>> start DATASET ENTRIES

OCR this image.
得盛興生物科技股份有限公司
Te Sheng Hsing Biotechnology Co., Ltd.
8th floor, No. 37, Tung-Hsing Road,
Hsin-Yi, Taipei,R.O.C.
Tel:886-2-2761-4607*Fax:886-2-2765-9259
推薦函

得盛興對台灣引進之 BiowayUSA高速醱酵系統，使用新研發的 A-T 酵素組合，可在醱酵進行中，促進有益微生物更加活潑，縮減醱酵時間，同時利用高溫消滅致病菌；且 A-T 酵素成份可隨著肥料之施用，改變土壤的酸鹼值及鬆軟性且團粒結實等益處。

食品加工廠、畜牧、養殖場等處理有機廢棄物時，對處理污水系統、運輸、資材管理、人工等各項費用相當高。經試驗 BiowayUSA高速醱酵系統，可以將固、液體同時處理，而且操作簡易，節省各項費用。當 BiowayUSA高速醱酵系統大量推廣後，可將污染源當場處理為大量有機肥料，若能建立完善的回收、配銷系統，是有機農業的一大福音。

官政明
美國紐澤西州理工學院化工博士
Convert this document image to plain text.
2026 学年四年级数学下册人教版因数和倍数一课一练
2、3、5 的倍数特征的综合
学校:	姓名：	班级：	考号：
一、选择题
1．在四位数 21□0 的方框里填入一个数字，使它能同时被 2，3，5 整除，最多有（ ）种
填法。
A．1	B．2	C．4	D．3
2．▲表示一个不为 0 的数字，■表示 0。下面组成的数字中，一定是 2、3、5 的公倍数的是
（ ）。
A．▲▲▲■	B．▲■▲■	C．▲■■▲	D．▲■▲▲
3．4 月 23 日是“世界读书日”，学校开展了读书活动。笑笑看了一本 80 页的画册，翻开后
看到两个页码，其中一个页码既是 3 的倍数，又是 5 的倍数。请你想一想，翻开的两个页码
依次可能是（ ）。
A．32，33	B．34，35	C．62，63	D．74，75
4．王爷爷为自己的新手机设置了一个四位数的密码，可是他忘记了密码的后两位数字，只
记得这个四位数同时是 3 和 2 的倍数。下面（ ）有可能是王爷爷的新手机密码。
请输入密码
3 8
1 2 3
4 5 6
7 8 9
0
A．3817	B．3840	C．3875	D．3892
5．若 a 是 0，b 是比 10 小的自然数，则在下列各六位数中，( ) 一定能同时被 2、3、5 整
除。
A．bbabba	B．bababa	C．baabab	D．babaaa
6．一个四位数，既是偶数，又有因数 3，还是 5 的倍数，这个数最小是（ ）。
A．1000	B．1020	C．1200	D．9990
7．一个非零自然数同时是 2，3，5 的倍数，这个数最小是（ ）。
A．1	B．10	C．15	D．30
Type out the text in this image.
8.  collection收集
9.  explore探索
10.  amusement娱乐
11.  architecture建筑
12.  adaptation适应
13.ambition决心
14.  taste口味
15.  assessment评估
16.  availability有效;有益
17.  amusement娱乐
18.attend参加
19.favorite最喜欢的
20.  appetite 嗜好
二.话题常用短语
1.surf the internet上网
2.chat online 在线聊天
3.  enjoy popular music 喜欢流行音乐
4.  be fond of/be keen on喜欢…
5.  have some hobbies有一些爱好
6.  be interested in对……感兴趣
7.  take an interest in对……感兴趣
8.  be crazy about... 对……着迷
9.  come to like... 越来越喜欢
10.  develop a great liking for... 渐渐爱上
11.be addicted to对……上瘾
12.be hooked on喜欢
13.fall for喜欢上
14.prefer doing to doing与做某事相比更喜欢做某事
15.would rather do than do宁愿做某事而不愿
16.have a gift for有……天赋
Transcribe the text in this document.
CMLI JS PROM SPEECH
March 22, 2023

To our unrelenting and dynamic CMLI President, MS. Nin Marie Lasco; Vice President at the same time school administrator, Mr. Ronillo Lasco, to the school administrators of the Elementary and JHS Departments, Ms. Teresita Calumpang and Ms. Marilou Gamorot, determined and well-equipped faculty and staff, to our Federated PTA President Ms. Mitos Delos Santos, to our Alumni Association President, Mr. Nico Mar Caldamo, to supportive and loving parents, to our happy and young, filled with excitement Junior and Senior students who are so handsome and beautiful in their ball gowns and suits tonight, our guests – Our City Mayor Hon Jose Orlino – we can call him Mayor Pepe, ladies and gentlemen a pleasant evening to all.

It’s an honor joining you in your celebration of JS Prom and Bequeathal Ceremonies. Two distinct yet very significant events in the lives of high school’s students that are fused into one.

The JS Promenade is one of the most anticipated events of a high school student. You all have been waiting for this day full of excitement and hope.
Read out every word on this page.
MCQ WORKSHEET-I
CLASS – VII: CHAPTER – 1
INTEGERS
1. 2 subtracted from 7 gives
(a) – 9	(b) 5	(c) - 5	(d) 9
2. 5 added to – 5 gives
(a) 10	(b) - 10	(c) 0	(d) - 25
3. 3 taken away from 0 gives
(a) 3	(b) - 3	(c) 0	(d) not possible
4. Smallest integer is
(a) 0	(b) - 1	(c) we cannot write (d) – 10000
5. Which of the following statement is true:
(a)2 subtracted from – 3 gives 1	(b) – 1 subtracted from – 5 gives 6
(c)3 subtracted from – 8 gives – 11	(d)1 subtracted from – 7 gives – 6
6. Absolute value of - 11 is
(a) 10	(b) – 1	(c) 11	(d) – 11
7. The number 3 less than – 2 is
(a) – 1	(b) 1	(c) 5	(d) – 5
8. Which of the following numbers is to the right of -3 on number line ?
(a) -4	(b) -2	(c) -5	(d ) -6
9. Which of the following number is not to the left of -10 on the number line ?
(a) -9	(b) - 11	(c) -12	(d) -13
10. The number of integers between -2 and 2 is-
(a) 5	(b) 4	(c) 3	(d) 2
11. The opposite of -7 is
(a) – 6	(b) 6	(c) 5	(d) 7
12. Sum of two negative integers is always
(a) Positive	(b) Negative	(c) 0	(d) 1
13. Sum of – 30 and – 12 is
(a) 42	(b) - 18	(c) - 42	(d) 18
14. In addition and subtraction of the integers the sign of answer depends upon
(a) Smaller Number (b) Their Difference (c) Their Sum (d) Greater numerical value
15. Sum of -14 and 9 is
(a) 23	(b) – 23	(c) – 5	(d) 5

>> end DATASET ENTRIES

◆ **TO DO**
Set down each entry again, unchanged.

◆ **ANSWER TO THE PROBLEM**
OCR this image.
得盛興生物科技股份有限公司
Te Sheng Hsing Biotechnology Co., Ltd.
8th floor, No. 37, Tung-Hsing Road,
Hsin-Yi, Taipei,R.O.C.
Tel:886-2-2761-4607*Fax:886-2-2765-9259
推薦函

得盛興對台灣引進之 BiowayUSA高速醱酵系統，使用新研發的 A-T 酵素組合，可在醱酵進行中，促進有益微生物更加活潑，縮減醱酵時間，同時利用高溫消滅致病菌；且 A-T 酵素成份可隨著肥料之施用，改變土壤的酸鹼值及鬆軟性且團粒結實等益處。

食品加工廠、畜牧、養殖場等處理有機廢棄物時，對處理污水系統、運輸、資材管理、人工等各項費用相當高。經試驗 BiowayUSA高速醱酵系統，可以將固、液體同時處理，而且操作簡易，節省各項費用。當 BiowayUSA高速醱酵系統大量推廣後，可將污染源當場處理為大量有機肥料，若能建立完善的回收、配銷系統，是有機農業的一大福音。

官政明
美國紐澤西州理工學院化工博士
Convert this document image to plain text.
2026 学年四年级数学下册人教版因数和倍数一课一练
2、3、5 的倍数特征的综合
学校:	姓名：	班级：	考号：
一、选择题
1．在四位数 21□0 的方框里填入一个数字，使它能同时被 2，3，5 整除，最多有（ ）种
填法。
A．1	B．2	C．4	D．3
2．▲表示一个不为 0 的数字，■表示 0。下面组成的数字中，一定是 2、3、5 的公倍数的是
（ ）。
A．▲▲▲■	B．▲■▲■	C．▲■■▲	D．▲■▲▲
3．4 月 23 日是“世界读书日”，学校开展了读书活动。笑笑看了一本 80 页的画册，翻开后
看到两个页码，其中一个页码既是 3 的倍数，又是 5 的倍数。请你想一想，翻开的两个页码
依次可能是（ ）。
A．32，33	B．34，35	C．62，63	D．74，75
4．王爷爷为自己的新手机设置了一个四位数的密码，可是他忘记了密码的后两位数字，只
记得这个四位数同时是 3 和 2 的倍数。下面（ ）有可能是王爷爷的新手机密码。
请输入密码
3 8
1 2 3
4 5 6
7 8 9
0
A．3817	B．3840	C．3875	D．3892
5．若 a 是 0，b 是比 10 小的自然数，则在下列各六位数中，( ) 一定能同时被 2、3、5 整
除。
A．bbabba	B．bababa	C．baabab	D．babaaa
6．一个四位数，既是偶数，又有因数 3，还是 5 的倍数，这个数最小是（ ）。
A．1000	B．1020	C．1200	D．9990
7．一个非零自然数同时是 2，3，5 的倍数，这个数最小是（ ）。
A．1	B．10	C．15	D．30
Type out the text in this image.
8.  collection收集
9.  explore探索
10.  amusement娱乐
11.  architecture建筑
12.  adaptation适应
13.ambition决心
14.  taste口味
15.  assessment评估
16.  availability有效;有益
17.  amusement娱乐
18.attend参加
19.favorite最喜欢的
20.  appetite 嗜好
二.话题常用短语
1.surf the internet上网
2.chat online 在线聊天
3.  enjoy popular music 喜欢流行音乐
4.  be fond of/be keen on喜欢…
5.  have some hobbies有一些爱好
6.  be interested in对……感兴趣
7.  take an interest in对……感兴趣
8.  be crazy about... 对……着迷
9.  come to like... 越来越喜欢
10.  develop a great liking for... 渐渐爱上
11.be addicted to对……上瘾
12.be hooked on喜欢
13.fall for喜欢上
14.prefer doing to doing与做某事相比更喜欢做某事
15.would rather do than do宁愿做某事而不愿
16.have a gift for有……天赋
Transcribe the text in this document.
CMLI JS PROM SPEECH
March 22, 2023

To our unrelenting and dynamic CMLI President, MS. Nin Marie Lasco; Vice President at the same time school administrator, Mr. Ronillo Lasco, to the school administrators of the Elementary and JHS Departments, Ms. Teresita Calumpang and Ms. Marilou Gamorot, determined and well-equipped faculty and staff, to our Federated PTA President Ms. Mitos Delos Santos, to our Alumni Association President, Mr. Nico Mar Caldamo, to supportive and loving parents, to our happy and young, filled with excitement Junior and Senior students who are so handsome and beautiful in their ball gowns and suits tonight, our guests – Our City Mayor Hon Jose Orlino – we can call him Mayor Pepe, ladies and gentlemen a pleasant evening to all.

It’s an honor joining you in your celebration of JS Prom and Bequeathal Ceremonies. Two distinct yet very significant events in the lives of high school’s students that are fused into one.

The JS Promenade is one of the most anticipated events of a high school student. You all have been waiting for this day full of excitement and hope.
Read out every word on this page.
MCQ WORKSHEET-I
CLASS – VII: CHAPTER – 1
INTEGERS
1. 2 subtracted from 7 gives
(a) – 9	(b) 5	(c) - 5	(d) 9
2. 5 added to – 5 gives
(a) 10	(b) - 10	(c) 0	(d) - 25
3. 3 taken away from 0 gives
(a) 3	(b) - 3	(c) 0	(d) not possible
4. Smallest integer is
(a) 0	(b) - 1	(c) we cannot write (d) – 10000
5. Which of the following statement is true:
(a)2 subtracted from – 3 gives 1	(b) – 1 subtracted from – 5 gives 6
(c)3 subtracted from – 8 gives – 11	(d)1 subtracted from – 7 gives – 6
6. Absolute value of - 11 is
(a) 10	(b) – 1	(c) 11	(d) – 11
7. The number 3 less than – 2 is
(a) – 1	(b) 1	(c) 5	(d) – 5
8. Which of the following numbers is to the right of -3 on number line ?
(a) -4	(b) -2	(c) -5	(d ) -6
9. Which of the following number is not to the left of -10 on the number line ?
(a) -9	(b) - 11	(c) -12	(d) -13
10. The number of integers between -2 and 2 is-
(a) 5	(b) 4	(c) 3	(d) 2
11. The opposite of -7 is
(a) – 6	(b) 6	(c) 5	(d) 7
12. Sum of two negative integers is always
(a) Positive	(b) Negative	(c) 0	(d) 1
13. Sum of – 30 and – 12 is
(a) 42	(b) - 18	(c) - 42	(d) 18
14. In addition and subtraction of the integers the sign of answer depends upon
(a) Smaller Number (b) Their Difference (c) Their Sum (d) Greater numerical value
15. Sum of -14 and 9 is
(a) 23	(b) – 23	(c) – 5	(d) 5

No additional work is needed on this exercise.